**Written problem**
Put into a numbered list, omitting blank lines, only the part of the items that opens with the line containing "tree-node[interactable] xyxy=(123,389,165,398)" and closes with the line containing "folder-item[interactable] xyxy=(316,304,416,338)", both included.

==*==

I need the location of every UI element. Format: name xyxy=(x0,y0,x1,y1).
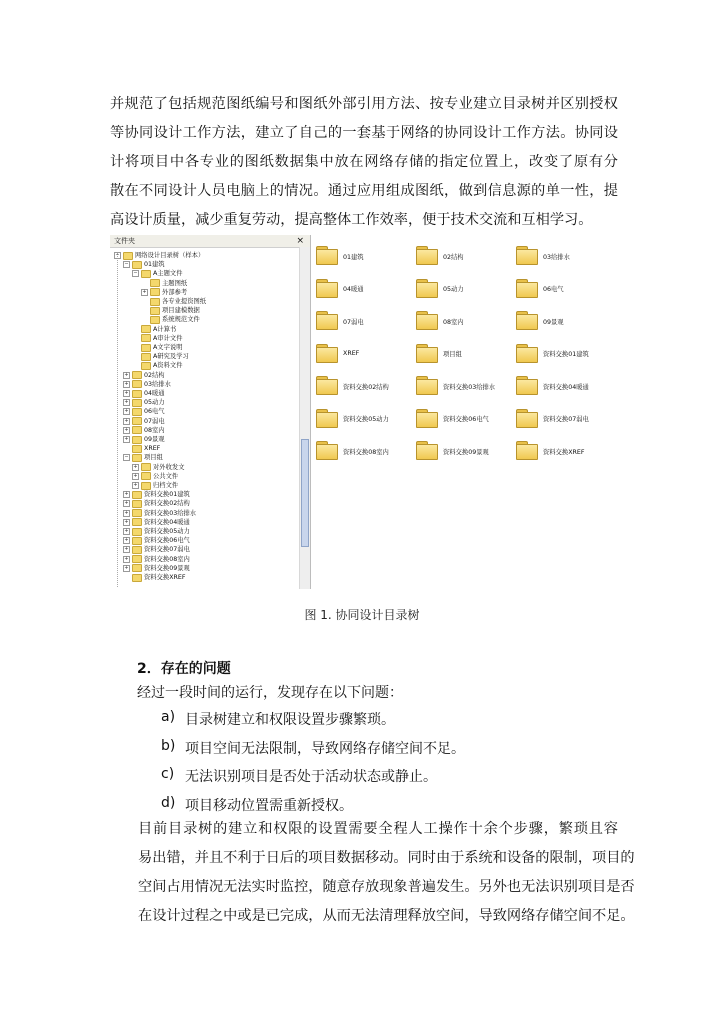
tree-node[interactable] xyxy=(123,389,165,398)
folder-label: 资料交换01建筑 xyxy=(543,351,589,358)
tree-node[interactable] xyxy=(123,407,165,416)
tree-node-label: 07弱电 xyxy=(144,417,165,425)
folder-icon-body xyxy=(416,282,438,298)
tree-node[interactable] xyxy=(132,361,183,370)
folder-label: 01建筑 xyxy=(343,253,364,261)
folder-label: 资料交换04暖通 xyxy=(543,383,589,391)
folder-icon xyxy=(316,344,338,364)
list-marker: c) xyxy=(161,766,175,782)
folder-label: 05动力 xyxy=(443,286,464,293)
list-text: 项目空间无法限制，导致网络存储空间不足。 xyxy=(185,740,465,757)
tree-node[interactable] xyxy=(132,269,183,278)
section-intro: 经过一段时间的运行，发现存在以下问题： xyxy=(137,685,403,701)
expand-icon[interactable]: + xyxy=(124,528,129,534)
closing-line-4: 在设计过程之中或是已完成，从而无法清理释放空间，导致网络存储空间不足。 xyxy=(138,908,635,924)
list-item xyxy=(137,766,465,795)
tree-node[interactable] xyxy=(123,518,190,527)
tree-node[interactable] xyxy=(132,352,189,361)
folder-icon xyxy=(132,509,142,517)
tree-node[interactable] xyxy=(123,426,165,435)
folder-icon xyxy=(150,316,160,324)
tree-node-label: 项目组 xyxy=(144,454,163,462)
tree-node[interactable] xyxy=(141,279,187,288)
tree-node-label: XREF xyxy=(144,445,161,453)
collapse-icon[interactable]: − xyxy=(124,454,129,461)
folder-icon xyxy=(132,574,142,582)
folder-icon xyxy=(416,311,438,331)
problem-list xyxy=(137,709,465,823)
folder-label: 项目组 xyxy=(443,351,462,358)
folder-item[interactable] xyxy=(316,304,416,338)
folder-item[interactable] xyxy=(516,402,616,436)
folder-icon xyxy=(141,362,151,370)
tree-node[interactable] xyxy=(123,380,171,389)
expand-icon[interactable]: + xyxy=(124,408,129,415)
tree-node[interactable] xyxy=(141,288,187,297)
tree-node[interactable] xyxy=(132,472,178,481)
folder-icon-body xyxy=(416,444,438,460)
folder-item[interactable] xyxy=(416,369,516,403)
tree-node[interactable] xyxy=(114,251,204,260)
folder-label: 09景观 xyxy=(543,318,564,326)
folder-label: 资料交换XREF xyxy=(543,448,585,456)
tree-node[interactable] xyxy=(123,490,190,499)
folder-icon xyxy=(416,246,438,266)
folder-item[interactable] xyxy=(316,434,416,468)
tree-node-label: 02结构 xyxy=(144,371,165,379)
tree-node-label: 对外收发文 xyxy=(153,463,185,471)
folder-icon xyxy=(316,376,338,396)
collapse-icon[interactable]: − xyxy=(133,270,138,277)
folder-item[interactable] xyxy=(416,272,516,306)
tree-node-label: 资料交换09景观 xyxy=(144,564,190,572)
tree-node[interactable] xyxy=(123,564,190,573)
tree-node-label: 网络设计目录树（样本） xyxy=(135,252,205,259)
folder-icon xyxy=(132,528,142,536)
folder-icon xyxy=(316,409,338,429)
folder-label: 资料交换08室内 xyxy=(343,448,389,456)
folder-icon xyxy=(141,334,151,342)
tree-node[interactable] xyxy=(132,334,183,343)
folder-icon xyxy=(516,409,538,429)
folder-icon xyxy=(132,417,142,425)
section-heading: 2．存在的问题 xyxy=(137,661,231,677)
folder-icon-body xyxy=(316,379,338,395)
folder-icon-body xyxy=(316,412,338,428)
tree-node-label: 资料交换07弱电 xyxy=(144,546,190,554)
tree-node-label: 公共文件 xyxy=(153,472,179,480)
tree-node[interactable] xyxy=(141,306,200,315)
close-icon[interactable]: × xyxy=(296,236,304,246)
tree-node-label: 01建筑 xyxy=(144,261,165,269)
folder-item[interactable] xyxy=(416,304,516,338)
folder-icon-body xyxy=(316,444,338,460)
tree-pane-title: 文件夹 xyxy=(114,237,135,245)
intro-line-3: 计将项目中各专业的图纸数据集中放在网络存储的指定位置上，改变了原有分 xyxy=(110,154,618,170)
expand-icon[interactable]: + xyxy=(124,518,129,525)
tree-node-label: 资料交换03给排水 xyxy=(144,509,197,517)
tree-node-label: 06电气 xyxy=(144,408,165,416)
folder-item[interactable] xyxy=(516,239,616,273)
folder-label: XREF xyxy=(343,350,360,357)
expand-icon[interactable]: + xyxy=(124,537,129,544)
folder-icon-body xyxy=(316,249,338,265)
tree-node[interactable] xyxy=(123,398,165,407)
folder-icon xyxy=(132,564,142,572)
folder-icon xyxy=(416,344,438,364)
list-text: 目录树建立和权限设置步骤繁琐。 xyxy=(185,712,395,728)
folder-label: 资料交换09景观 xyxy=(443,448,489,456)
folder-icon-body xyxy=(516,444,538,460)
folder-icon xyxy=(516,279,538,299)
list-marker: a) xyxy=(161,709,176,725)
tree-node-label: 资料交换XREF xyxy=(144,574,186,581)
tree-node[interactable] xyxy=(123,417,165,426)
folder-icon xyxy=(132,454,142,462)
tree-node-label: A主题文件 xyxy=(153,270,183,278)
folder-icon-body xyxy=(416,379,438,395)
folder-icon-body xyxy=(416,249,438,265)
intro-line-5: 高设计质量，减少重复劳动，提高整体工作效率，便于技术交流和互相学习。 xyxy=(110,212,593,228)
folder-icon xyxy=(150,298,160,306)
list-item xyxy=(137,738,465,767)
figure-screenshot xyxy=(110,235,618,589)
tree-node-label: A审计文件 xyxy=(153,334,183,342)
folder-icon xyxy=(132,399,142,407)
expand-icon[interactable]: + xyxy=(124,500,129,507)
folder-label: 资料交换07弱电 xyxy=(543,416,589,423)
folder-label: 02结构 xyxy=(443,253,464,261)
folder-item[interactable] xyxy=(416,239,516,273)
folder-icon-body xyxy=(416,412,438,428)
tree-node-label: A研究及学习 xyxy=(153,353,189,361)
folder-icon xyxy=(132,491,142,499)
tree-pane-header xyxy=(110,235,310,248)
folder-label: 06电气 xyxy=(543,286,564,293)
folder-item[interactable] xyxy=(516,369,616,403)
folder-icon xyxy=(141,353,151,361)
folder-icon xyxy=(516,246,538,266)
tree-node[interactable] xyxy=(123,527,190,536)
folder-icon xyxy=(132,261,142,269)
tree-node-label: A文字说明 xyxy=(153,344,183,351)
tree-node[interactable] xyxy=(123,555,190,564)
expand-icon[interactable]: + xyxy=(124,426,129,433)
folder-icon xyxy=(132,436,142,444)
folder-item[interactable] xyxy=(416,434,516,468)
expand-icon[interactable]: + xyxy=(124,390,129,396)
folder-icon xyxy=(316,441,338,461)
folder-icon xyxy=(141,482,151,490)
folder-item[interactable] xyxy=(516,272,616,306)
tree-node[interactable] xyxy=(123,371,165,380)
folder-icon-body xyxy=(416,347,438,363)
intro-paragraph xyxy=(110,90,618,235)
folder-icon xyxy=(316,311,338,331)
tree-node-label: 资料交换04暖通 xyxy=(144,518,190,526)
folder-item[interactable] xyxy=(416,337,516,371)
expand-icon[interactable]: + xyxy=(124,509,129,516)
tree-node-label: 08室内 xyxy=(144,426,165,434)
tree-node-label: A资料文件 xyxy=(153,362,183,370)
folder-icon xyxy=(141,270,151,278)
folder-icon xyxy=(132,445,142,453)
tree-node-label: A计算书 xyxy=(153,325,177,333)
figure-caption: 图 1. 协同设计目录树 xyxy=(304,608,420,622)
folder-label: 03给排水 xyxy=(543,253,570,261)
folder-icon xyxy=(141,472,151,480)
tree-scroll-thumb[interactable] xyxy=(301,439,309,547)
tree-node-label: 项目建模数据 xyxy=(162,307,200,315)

==*==

**Worked solution**
1. tree-node[interactable] xyxy=(123,389,165,398)
2. folder-label: 资料交换01建筑 xyxy=(543,351,589,358)
3. tree-node[interactable] xyxy=(123,407,165,416)
4. tree-node-label: 07弱电 xyxy=(144,417,165,425)
5. folder-icon-body xyxy=(416,282,438,298)
6. tree-node[interactable] xyxy=(132,361,183,370)
7. folder-label: 01建筑 xyxy=(343,253,364,261)
8. folder-label: 资料交换04暖通 xyxy=(543,383,589,391)
9. folder-icon xyxy=(316,344,338,364)
10. list-marker: c) xyxy=(161,766,175,782)
11. folder-label: 05动力 xyxy=(443,286,464,293)
12. list-text: 项目空间无法限制，导致网络存储空间不足。 xyxy=(185,740,465,757)
13. tree-node[interactable] xyxy=(132,269,183,278)
14. section-intro: 经过一段时间的运行，发现存在以下问题： xyxy=(137,685,403,701)
15. expand-icon[interactable]: + xyxy=(124,528,129,534)
16. closing-line-4: 在设计过程之中或是已完成，从而无法清理释放空间，导致网络存储空间不足。 xyxy=(138,908,635,924)
17. list-item xyxy=(137,766,465,795)
18. tree-node[interactable] xyxy=(123,518,190,527)
19. tree-node[interactable] xyxy=(132,352,189,361)
20. folder-icon xyxy=(132,509,142,517)
21. tree-node[interactable] xyxy=(123,426,165,435)
22. folder-icon xyxy=(150,316,160,324)
23. tree-node-label: 项目组 xyxy=(144,454,163,462)
24. tree-node[interactable] xyxy=(141,279,187,288)
25. tree-node-label: XREF xyxy=(144,445,161,453)
26. collapse-icon[interactable]: − xyxy=(124,454,129,461)
27. folder-icon xyxy=(132,574,142,582)
28. folder-icon xyxy=(416,311,438,331)
29. problem-list xyxy=(137,709,465,823)
30. folder-label: 项目组 xyxy=(443,351,462,358)
31. folder-item[interactable] xyxy=(316,304,416,338)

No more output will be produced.